Exactly as written, retype the listing below, omitting the pictures.

———

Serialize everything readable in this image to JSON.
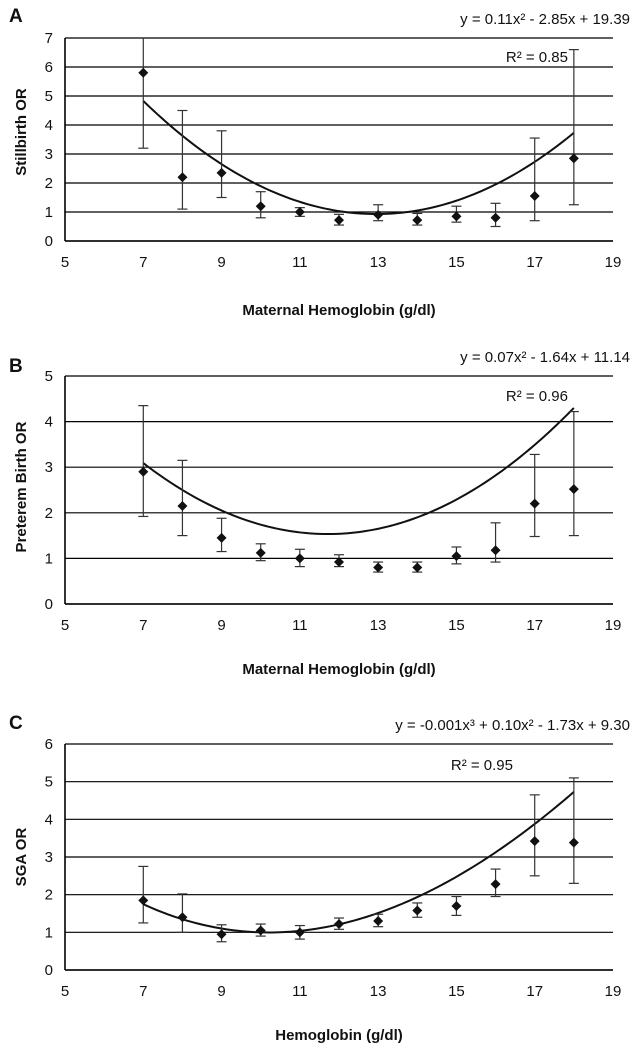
{
  "chart_data": [
    {
      "type": "scatter",
      "panel": "A",
      "xlabel": "Maternal Hemoglobin (g/dl)",
      "ylabel": "Stillbirth OR",
      "xlim": [
        5,
        19
      ],
      "ylim": [
        0,
        7
      ],
      "xticks": [
        "5",
        "7",
        "9",
        "11",
        "13",
        "15",
        "17",
        "19"
      ],
      "yticks": [
        "0",
        "1",
        "2",
        "3",
        "4",
        "5",
        "6",
        "7"
      ],
      "grid": true,
      "trend_equation_text": "y = 0.11x² - 2.85x + 19.39",
      "r2_text": "R² = 0.85",
      "trend_coefficients": [
        19.39,
        -2.85,
        0.11
      ],
      "points": [
        {
          "x": 7,
          "y": 5.8,
          "low": 3.2,
          "high": 7.3
        },
        {
          "x": 8,
          "y": 2.2,
          "low": 1.1,
          "high": 4.5
        },
        {
          "x": 9,
          "y": 2.35,
          "low": 1.5,
          "high": 3.8
        },
        {
          "x": 10,
          "y": 1.2,
          "low": 0.8,
          "high": 1.7
        },
        {
          "x": 11,
          "y": 1.0,
          "low": 0.85,
          "high": 1.15
        },
        {
          "x": 12,
          "y": 0.72,
          "low": 0.55,
          "high": 0.92
        },
        {
          "x": 13,
          "y": 0.9,
          "low": 0.7,
          "high": 1.25
        },
        {
          "x": 14,
          "y": 0.72,
          "low": 0.55,
          "high": 0.95
        },
        {
          "x": 15,
          "y": 0.85,
          "low": 0.65,
          "high": 1.2
        },
        {
          "x": 16,
          "y": 0.8,
          "low": 0.5,
          "high": 1.3
        },
        {
          "x": 17,
          "y": 1.55,
          "low": 0.7,
          "high": 3.55
        },
        {
          "x": 18,
          "y": 2.85,
          "low": 1.25,
          "high": 6.6
        }
      ]
    },
    {
      "type": "scatter",
      "panel": "B",
      "xlabel": "Maternal Hemoglobin (g/dl)",
      "ylabel": "Preterem Birth OR",
      "xlim": [
        5,
        19
      ],
      "ylim": [
        0,
        5
      ],
      "xticks": [
        "5",
        "7",
        "9",
        "11",
        "13",
        "15",
        "17",
        "19"
      ],
      "yticks": [
        "0",
        "1",
        "2",
        "3",
        "4",
        "5"
      ],
      "grid": true,
      "trend_equation_text": "y = 0.07x² - 1.64x + 11.14",
      "r2_text": "R² = 0.96",
      "trend_coefficients": [
        11.14,
        -1.64,
        0.07
      ],
      "points": [
        {
          "x": 7,
          "y": 2.9,
          "low": 1.92,
          "high": 4.35
        },
        {
          "x": 8,
          "y": 2.15,
          "low": 1.5,
          "high": 3.15
        },
        {
          "x": 9,
          "y": 1.45,
          "low": 1.15,
          "high": 1.88
        },
        {
          "x": 10,
          "y": 1.12,
          "low": 0.95,
          "high": 1.32
        },
        {
          "x": 11,
          "y": 1.0,
          "low": 0.82,
          "high": 1.2
        },
        {
          "x": 12,
          "y": 0.92,
          "low": 0.82,
          "high": 1.08
        },
        {
          "x": 13,
          "y": 0.8,
          "low": 0.7,
          "high": 0.92
        },
        {
          "x": 14,
          "y": 0.8,
          "low": 0.7,
          "high": 0.92
        },
        {
          "x": 15,
          "y": 1.05,
          "low": 0.88,
          "high": 1.25
        },
        {
          "x": 16,
          "y": 1.18,
          "low": 0.92,
          "high": 1.78
        },
        {
          "x": 17,
          "y": 2.2,
          "low": 1.48,
          "high": 3.28
        },
        {
          "x": 18,
          "y": 2.52,
          "low": 1.5,
          "high": 4.22
        }
      ]
    },
    {
      "type": "scatter",
      "panel": "C",
      "xlabel": "Hemoglobin (g/dl)",
      "ylabel": "SGA OR",
      "xlim": [
        5,
        19
      ],
      "ylim": [
        0,
        6
      ],
      "xticks": [
        "5",
        "7",
        "9",
        "11",
        "13",
        "15",
        "17",
        "19"
      ],
      "yticks": [
        "0",
        "1",
        "2",
        "3",
        "4",
        "5",
        "6"
      ],
      "grid": true,
      "trend_equation_text": "y = -0.001x³ + 0.10x² - 1.73x + 9.30",
      "r2_text": "R² = 0.95",
      "trend_coefficients": [
        9.3,
        -1.73,
        0.1,
        -0.001
      ],
      "points": [
        {
          "x": 7,
          "y": 1.85,
          "low": 1.25,
          "high": 2.75
        },
        {
          "x": 8,
          "y": 1.4,
          "low": 1.0,
          "high": 2.02
        },
        {
          "x": 9,
          "y": 0.95,
          "low": 0.75,
          "high": 1.2
        },
        {
          "x": 10,
          "y": 1.05,
          "low": 0.9,
          "high": 1.22
        },
        {
          "x": 11,
          "y": 1.0,
          "low": 0.82,
          "high": 1.18
        },
        {
          "x": 12,
          "y": 1.22,
          "low": 1.08,
          "high": 1.38
        },
        {
          "x": 13,
          "y": 1.3,
          "low": 1.15,
          "high": 1.48
        },
        {
          "x": 14,
          "y": 1.58,
          "low": 1.4,
          "high": 1.78
        },
        {
          "x": 15,
          "y": 1.7,
          "low": 1.45,
          "high": 1.95
        },
        {
          "x": 16,
          "y": 2.28,
          "low": 1.95,
          "high": 2.68
        },
        {
          "x": 17,
          "y": 3.42,
          "low": 2.5,
          "high": 4.65
        },
        {
          "x": 18,
          "y": 3.38,
          "low": 2.3,
          "high": 5.1
        }
      ]
    }
  ]
}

———

EXERCISE OUTPUT:
Serialize everything readable in this image to JSON.
{
  "chart_data": [
    {
      "type": "scatter",
      "panel": "A",
      "xlabel": "Maternal Hemoglobin (g/dl)",
      "ylabel": "Stillbirth OR",
      "xlim": [
        5,
        19
      ],
      "ylim": [
        0,
        7
      ],
      "xticks": [
        "5",
        "7",
        "9",
        "11",
        "13",
        "15",
        "17",
        "19"
      ],
      "yticks": [
        "0",
        "1",
        "2",
        "3",
        "4",
        "5",
        "6",
        "7"
      ],
      "grid": true,
      "trend_equation_text": "y = 0.11x² - 2.85x + 19.39",
      "r2_text": "R² = 0.85",
      "trend_coefficients": [
        19.39,
        -2.85,
        0.11
      ],
      "points": [
        {
          "x": 7,
          "y": 5.8,
          "low": 3.2,
          "high": 7.3
        },
        {
          "x": 8,
          "y": 2.2,
          "low": 1.1,
          "high": 4.5
        },
        {
          "x": 9,
          "y": 2.35,
          "low": 1.5,
          "high": 3.8
        },
        {
          "x": 10,
          "y": 1.2,
          "low": 0.8,
          "high": 1.7
        },
        {
          "x": 11,
          "y": 1.0,
          "low": 0.85,
          "high": 1.15
        },
        {
          "x": 12,
          "y": 0.72,
          "low": 0.55,
          "high": 0.92
        },
        {
          "x": 13,
          "y": 0.9,
          "low": 0.7,
          "high": 1.25
        },
        {
          "x": 14,
          "y": 0.72,
          "low": 0.55,
          "high": 0.95
        },
        {
          "x": 15,
          "y": 0.85,
          "low": 0.65,
          "high": 1.2
        },
        {
          "x": 16,
          "y": 0.8,
          "low": 0.5,
          "high": 1.3
        },
        {
          "x": 17,
          "y": 1.55,
          "low": 0.7,
          "high": 3.55
        },
        {
          "x": 18,
          "y": 2.85,
          "low": 1.25,
          "high": 6.6
        }
      ]
    },
    {
      "type": "scatter",
      "panel": "B",
      "xlabel": "Maternal Hemoglobin (g/dl)",
      "ylabel": "Preterem Birth OR",
      "xlim": [
        5,
        19
      ],
      "ylim": [
        0,
        5
      ],
      "xticks": [
        "5",
        "7",
        "9",
        "11",
        "13",
        "15",
        "17",
        "19"
      ],
      "yticks": [
        "0",
        "1",
        "2",
        "3",
        "4",
        "5"
      ],
      "grid": true,
      "trend_equation_text": "y = 0.07x² - 1.64x + 11.14",
      "r2_text": "R² = 0.96",
      "trend_coefficients": [
        11.14,
        -1.64,
        0.07
      ],
      "points": [
        {
          "x": 7,
          "y": 2.9,
          "low": 1.92,
          "high": 4.35
        },
        {
          "x": 8,
          "y": 2.15,
          "low": 1.5,
          "high": 3.15
        },
        {
          "x": 9,
          "y": 1.45,
          "low": 1.15,
          "high": 1.88
        },
        {
          "x": 10,
          "y": 1.12,
          "low": 0.95,
          "high": 1.32
        },
        {
          "x": 11,
          "y": 1.0,
          "low": 0.82,
          "high": 1.2
        },
        {
          "x": 12,
          "y": 0.92,
          "low": 0.82,
          "high": 1.08
        },
        {
          "x": 13,
          "y": 0.8,
          "low": 0.7,
          "high": 0.92
        },
        {
          "x": 14,
          "y": 0.8,
          "low": 0.7,
          "high": 0.92
        },
        {
          "x": 15,
          "y": 1.05,
          "low": 0.88,
          "high": 1.25
        },
        {
          "x": 16,
          "y": 1.18,
          "low": 0.92,
          "high": 1.78
        },
        {
          "x": 17,
          "y": 2.2,
          "low": 1.48,
          "high": 3.28
        },
        {
          "x": 18,
          "y": 2.52,
          "low": 1.5,
          "high": 4.22
        }
      ]
    },
    {
      "type": "scatter",
      "panel": "C",
      "xlabel": "Hemoglobin (g/dl)",
      "ylabel": "SGA OR",
      "xlim": [
        5,
        19
      ],
      "ylim": [
        0,
        6
      ],
      "xticks": [
        "5",
        "7",
        "9",
        "11",
        "13",
        "15",
        "17",
        "19"
      ],
      "yticks": [
        "0",
        "1",
        "2",
        "3",
        "4",
        "5",
        "6"
      ],
      "grid": true,
      "trend_equation_text": "y = -0.001x³ + 0.10x² - 1.73x + 9.30",
      "r2_text": "R² = 0.95",
      "trend_coefficients": [
        9.3,
        -1.73,
        0.1,
        -0.001
      ],
      "points": [
        {
          "x": 7,
          "y": 1.85,
          "low": 1.25,
          "high": 2.75
        },
        {
          "x": 8,
          "y": 1.4,
          "low": 1.0,
          "high": 2.02
        },
        {
          "x": 9,
          "y": 0.95,
          "low": 0.75,
          "high": 1.2
        },
        {
          "x": 10,
          "y": 1.05,
          "low": 0.9,
          "high": 1.22
        },
        {
          "x": 11,
          "y": 1.0,
          "low": 0.82,
          "high": 1.18
        },
        {
          "x": 12,
          "y": 1.22,
          "low": 1.08,
          "high": 1.38
        },
        {
          "x": 13,
          "y": 1.3,
          "low": 1.15,
          "high": 1.48
        },
        {
          "x": 14,
          "y": 1.58,
          "low": 1.4,
          "high": 1.78
        },
        {
          "x": 15,
          "y": 1.7,
          "low": 1.45,
          "high": 1.95
        },
        {
          "x": 16,
          "y": 2.28,
          "low": 1.95,
          "high": 2.68
        },
        {
          "x": 17,
          "y": 3.42,
          "low": 2.5,
          "high": 4.65
        },
        {
          "x": 18,
          "y": 3.38,
          "low": 2.3,
          "high": 5.1
        }
      ]
    }
  ]
}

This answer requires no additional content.